**To do:**
Look through the data below. Pick out the lines holding the string "ever".

Dataset excerpt:

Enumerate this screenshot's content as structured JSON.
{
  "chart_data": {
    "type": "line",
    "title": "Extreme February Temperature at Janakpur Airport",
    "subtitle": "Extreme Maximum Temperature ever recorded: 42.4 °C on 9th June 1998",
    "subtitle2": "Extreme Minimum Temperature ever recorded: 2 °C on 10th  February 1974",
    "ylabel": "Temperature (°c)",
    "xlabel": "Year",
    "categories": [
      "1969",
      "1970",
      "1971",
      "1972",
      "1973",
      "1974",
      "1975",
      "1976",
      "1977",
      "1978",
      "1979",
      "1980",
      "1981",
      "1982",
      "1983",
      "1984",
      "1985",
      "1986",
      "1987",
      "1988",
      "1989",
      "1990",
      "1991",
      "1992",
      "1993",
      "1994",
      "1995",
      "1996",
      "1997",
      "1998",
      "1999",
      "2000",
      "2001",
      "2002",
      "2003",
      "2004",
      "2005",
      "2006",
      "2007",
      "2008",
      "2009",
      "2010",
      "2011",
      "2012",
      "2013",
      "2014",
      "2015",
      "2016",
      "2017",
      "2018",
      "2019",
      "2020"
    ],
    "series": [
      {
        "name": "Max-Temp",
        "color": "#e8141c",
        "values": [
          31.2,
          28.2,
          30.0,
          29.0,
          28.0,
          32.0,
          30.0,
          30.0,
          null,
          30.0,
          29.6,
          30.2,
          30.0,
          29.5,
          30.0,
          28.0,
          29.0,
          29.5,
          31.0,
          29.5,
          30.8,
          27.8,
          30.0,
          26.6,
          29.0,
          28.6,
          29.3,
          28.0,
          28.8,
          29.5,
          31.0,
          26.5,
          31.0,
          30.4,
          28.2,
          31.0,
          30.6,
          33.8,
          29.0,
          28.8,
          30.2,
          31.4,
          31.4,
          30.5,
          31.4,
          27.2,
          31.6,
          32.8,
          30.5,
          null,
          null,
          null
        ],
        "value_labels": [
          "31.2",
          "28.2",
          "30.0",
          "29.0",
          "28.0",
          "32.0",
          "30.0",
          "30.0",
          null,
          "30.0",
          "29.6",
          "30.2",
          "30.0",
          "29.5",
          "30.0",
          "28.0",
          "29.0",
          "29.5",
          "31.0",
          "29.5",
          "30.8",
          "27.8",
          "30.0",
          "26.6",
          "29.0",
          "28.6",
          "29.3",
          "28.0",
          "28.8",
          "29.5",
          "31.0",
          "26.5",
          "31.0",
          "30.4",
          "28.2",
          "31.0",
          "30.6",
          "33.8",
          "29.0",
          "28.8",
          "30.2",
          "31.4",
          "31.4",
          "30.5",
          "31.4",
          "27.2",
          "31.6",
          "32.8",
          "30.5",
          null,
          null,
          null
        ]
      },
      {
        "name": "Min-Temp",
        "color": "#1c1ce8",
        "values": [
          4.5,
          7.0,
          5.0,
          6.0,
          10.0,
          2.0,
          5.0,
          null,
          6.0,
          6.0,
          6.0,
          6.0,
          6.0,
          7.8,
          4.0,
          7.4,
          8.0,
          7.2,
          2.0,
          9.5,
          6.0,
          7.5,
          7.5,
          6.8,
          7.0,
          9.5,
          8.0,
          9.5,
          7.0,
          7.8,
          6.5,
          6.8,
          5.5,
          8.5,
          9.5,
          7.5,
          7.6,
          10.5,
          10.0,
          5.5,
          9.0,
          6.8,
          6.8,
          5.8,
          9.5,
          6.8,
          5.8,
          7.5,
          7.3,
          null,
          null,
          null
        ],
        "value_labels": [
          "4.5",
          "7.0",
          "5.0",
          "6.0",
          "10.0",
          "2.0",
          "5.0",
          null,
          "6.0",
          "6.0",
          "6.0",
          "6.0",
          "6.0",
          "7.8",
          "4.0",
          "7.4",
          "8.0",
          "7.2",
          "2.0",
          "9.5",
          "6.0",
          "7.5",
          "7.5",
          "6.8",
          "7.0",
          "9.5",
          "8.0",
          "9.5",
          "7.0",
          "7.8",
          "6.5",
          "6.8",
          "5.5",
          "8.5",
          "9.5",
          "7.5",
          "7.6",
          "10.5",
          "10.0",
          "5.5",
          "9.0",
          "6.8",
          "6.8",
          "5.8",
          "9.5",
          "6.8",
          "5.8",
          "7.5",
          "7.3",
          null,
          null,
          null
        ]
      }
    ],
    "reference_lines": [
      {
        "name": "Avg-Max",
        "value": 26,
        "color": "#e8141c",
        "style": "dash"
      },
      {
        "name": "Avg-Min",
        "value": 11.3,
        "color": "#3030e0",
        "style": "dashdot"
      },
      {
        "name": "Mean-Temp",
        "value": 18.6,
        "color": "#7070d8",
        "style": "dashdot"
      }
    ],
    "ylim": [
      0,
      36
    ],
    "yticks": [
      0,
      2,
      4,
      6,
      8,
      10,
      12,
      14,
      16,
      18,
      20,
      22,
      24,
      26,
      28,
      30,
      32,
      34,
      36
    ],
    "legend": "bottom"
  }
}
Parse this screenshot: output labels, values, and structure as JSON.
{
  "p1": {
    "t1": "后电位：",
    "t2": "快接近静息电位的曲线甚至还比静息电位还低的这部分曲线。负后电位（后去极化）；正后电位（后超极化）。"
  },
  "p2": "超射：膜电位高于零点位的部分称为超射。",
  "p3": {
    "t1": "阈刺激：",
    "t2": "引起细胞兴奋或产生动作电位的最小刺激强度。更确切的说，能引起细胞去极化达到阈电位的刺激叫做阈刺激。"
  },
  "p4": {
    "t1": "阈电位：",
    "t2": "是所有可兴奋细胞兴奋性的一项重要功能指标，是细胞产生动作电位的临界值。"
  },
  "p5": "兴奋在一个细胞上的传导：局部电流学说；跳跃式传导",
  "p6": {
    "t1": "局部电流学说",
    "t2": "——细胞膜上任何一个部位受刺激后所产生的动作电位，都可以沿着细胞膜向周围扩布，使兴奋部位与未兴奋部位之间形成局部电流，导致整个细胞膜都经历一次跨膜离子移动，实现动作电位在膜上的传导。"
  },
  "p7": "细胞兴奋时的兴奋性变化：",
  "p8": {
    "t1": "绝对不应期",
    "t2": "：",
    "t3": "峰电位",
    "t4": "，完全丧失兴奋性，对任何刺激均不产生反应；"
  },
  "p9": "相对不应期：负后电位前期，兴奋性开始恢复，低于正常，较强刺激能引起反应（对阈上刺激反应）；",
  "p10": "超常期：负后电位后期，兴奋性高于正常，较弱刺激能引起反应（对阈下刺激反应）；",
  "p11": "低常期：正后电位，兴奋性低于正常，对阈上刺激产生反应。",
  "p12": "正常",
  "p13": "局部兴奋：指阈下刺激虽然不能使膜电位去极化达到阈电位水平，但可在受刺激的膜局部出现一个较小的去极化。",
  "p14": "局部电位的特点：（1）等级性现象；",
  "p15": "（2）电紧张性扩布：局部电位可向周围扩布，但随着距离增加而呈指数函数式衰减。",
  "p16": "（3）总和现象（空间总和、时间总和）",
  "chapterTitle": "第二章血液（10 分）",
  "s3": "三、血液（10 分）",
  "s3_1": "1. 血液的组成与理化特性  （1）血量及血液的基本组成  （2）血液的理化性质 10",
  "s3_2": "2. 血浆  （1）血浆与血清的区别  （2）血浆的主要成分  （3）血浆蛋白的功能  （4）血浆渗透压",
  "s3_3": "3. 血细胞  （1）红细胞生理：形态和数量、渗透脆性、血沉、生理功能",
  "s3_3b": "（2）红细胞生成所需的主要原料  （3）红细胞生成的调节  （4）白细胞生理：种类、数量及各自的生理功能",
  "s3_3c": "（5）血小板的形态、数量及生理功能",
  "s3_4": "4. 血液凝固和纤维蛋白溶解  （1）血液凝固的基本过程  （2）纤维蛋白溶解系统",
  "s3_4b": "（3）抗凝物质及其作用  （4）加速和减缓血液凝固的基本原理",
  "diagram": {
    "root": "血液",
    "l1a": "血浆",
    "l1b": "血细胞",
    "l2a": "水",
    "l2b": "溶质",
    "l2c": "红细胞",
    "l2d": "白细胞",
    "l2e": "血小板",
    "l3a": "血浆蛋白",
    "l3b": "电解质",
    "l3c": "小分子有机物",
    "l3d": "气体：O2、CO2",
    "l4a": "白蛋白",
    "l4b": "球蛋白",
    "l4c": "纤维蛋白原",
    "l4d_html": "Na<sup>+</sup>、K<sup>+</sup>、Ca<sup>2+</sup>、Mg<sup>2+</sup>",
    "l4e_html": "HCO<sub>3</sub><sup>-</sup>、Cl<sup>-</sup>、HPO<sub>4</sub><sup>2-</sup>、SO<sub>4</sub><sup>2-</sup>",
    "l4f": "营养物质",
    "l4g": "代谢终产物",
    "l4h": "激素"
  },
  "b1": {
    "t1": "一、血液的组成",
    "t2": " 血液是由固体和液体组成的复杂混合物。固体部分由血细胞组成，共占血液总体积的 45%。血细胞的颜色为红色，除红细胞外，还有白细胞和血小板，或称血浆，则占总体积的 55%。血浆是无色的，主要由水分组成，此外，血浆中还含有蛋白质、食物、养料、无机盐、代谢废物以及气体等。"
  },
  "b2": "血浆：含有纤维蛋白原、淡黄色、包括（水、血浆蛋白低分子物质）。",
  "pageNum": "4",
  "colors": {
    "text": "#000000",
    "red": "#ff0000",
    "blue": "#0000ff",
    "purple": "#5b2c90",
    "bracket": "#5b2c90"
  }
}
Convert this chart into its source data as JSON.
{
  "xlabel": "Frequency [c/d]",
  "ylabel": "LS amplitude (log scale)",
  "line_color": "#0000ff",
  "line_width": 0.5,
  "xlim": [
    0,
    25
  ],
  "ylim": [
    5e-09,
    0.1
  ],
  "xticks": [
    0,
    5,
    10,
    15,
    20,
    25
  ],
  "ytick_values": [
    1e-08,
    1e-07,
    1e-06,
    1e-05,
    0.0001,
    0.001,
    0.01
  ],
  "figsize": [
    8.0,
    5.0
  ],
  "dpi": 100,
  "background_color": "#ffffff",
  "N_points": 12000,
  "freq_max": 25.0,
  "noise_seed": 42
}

**Result:**
    "subtitle": "Extreme Maximum Temperature ever recorded: 42.4 °C on 9th June 1998",
    "subtitle2": "Extreme Minimum Temperature ever recorded: 2 °C on 10th  February 1974",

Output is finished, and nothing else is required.